** START OF RECORDS FOR PROCESSING **

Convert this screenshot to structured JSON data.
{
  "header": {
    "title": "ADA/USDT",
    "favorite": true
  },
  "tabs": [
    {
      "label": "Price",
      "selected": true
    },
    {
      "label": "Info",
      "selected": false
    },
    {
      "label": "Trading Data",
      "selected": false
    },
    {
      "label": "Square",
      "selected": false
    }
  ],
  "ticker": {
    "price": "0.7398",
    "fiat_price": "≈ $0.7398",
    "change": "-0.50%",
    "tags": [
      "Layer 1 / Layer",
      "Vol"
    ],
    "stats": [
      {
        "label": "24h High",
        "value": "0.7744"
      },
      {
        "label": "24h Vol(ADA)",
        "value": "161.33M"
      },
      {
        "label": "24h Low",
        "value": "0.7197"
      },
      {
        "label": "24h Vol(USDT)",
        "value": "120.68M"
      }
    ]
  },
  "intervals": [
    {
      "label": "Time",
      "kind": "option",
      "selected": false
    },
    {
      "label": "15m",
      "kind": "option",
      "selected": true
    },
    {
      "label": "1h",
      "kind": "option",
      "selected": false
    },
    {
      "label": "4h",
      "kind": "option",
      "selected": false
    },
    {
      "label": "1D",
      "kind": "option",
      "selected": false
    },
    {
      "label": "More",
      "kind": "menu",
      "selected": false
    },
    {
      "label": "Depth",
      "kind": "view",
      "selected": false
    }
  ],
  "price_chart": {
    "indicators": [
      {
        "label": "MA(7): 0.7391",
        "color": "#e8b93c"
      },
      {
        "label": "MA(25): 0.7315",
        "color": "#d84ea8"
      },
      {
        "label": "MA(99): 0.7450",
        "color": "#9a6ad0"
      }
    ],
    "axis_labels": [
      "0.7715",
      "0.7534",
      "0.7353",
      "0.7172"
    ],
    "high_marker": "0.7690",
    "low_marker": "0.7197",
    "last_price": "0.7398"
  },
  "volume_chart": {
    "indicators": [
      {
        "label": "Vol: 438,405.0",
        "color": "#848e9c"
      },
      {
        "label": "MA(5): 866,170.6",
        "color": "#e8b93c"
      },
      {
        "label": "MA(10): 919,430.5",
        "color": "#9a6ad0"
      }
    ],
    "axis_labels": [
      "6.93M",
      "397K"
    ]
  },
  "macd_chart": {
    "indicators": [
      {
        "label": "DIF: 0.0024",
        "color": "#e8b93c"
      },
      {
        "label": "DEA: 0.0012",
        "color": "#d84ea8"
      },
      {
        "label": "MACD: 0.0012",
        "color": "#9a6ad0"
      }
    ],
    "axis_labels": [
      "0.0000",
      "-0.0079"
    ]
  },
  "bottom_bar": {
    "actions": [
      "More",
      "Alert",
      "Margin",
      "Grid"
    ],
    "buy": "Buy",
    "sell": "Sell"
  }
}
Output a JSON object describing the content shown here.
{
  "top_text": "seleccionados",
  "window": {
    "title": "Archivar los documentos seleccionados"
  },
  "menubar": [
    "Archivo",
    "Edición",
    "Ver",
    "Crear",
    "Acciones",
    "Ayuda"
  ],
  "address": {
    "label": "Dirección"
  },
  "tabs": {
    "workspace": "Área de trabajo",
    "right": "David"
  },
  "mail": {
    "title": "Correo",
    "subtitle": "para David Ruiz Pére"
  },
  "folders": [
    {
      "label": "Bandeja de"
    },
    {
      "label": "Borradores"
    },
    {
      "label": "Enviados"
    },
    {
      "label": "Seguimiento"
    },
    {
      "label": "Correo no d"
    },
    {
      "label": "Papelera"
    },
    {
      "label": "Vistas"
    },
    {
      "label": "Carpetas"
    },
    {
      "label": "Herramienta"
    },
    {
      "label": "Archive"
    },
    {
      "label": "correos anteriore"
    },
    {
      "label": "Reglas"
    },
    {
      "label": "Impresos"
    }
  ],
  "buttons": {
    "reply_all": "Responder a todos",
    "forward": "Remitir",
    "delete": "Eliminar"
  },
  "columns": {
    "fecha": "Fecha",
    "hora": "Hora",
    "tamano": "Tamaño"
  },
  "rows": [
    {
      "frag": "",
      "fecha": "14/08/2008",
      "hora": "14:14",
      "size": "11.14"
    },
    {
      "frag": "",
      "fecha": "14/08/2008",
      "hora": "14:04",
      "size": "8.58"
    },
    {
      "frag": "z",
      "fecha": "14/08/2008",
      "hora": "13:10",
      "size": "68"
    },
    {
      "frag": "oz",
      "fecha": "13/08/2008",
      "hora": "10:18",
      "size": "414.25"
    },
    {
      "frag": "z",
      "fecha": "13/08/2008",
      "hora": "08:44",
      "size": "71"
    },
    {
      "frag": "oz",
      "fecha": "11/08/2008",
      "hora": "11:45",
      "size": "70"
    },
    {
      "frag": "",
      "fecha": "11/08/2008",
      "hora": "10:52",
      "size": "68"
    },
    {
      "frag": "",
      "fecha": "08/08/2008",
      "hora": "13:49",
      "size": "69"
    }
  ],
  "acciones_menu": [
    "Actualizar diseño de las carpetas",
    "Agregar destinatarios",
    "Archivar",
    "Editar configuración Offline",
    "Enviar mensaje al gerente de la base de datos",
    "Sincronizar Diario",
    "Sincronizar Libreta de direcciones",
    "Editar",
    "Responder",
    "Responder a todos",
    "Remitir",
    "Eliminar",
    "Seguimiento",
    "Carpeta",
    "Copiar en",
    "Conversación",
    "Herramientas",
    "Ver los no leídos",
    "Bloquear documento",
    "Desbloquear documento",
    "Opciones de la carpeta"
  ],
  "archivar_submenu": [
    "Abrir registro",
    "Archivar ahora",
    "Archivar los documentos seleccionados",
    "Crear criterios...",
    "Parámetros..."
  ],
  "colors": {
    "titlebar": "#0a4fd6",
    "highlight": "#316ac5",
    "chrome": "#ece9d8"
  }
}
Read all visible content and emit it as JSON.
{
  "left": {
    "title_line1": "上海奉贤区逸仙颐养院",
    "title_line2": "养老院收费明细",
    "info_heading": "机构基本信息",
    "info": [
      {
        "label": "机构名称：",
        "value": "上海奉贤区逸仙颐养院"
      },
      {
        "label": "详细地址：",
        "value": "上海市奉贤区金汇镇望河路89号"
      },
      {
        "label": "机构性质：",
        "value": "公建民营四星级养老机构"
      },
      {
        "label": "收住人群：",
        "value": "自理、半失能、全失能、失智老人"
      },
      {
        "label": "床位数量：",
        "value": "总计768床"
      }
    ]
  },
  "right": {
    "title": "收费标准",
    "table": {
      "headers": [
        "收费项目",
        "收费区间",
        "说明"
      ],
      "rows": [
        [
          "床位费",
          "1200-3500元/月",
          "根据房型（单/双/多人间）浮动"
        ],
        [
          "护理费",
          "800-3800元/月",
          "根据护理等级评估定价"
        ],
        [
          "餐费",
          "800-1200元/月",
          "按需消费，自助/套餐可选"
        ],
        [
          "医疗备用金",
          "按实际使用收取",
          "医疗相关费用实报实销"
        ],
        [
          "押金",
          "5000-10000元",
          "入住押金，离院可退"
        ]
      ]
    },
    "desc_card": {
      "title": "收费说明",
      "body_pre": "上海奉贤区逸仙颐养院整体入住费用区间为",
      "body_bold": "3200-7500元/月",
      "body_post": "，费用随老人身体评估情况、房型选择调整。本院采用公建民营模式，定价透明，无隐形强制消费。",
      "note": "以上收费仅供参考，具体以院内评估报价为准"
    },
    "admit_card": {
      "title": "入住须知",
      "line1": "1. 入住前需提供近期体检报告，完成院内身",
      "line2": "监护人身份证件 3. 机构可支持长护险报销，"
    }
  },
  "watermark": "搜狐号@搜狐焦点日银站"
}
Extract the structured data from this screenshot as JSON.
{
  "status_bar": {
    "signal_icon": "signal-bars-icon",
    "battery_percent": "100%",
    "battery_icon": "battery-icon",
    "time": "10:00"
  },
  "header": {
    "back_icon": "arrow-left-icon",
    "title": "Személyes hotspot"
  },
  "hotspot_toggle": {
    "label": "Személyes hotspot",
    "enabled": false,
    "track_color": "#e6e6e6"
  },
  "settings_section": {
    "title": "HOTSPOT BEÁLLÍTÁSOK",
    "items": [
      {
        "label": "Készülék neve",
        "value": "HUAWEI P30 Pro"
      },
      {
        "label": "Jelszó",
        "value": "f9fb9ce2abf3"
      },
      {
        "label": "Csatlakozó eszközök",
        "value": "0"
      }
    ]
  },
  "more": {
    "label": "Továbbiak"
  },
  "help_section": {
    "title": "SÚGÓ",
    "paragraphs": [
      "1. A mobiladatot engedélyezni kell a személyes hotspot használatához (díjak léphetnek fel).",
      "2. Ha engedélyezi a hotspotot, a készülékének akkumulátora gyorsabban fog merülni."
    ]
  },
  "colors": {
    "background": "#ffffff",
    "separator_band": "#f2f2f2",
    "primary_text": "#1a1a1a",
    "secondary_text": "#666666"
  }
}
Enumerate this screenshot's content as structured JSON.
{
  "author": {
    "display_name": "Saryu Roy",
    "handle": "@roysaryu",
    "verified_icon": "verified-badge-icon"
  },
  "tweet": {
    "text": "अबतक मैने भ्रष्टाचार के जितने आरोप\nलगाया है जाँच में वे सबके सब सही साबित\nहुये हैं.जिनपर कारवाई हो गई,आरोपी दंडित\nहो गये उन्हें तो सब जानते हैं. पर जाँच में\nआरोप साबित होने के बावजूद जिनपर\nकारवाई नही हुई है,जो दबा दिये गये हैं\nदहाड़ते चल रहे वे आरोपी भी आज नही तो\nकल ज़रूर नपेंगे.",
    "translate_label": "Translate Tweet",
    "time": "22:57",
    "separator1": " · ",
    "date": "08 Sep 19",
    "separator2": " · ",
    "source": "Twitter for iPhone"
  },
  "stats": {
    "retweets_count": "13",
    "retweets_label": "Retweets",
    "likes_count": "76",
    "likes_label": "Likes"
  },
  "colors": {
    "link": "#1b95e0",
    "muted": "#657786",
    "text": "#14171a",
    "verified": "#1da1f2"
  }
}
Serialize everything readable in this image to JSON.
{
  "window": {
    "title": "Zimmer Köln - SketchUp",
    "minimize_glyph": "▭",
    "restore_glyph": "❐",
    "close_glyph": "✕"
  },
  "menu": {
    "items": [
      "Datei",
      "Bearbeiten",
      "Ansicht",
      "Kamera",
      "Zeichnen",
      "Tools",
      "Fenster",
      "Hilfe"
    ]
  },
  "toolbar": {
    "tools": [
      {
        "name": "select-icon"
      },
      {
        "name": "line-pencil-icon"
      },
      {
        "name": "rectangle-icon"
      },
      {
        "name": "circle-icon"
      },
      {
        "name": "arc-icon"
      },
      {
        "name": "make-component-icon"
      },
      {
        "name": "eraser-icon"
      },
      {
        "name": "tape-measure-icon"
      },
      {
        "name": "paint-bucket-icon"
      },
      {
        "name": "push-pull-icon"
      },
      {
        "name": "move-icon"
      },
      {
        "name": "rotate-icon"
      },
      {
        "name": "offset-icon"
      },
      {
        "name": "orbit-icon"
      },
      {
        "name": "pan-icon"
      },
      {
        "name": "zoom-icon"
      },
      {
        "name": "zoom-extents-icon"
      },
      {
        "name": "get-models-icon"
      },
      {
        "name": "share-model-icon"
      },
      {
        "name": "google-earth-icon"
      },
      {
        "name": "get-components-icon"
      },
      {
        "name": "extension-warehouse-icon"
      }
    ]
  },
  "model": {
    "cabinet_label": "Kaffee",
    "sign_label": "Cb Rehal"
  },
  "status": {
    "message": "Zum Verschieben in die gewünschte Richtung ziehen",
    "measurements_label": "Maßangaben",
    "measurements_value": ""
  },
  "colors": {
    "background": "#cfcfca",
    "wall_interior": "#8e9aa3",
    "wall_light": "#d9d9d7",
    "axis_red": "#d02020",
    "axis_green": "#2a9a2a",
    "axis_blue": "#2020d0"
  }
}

** END OF RECORDS FOR PROCESSING **

SET EXERCISE – In the listing, find all lines with the string "Responder" and copy them.

REPLY –
    "reply_all": "Responder a todos",
    "Responder",
    "Responder a todos",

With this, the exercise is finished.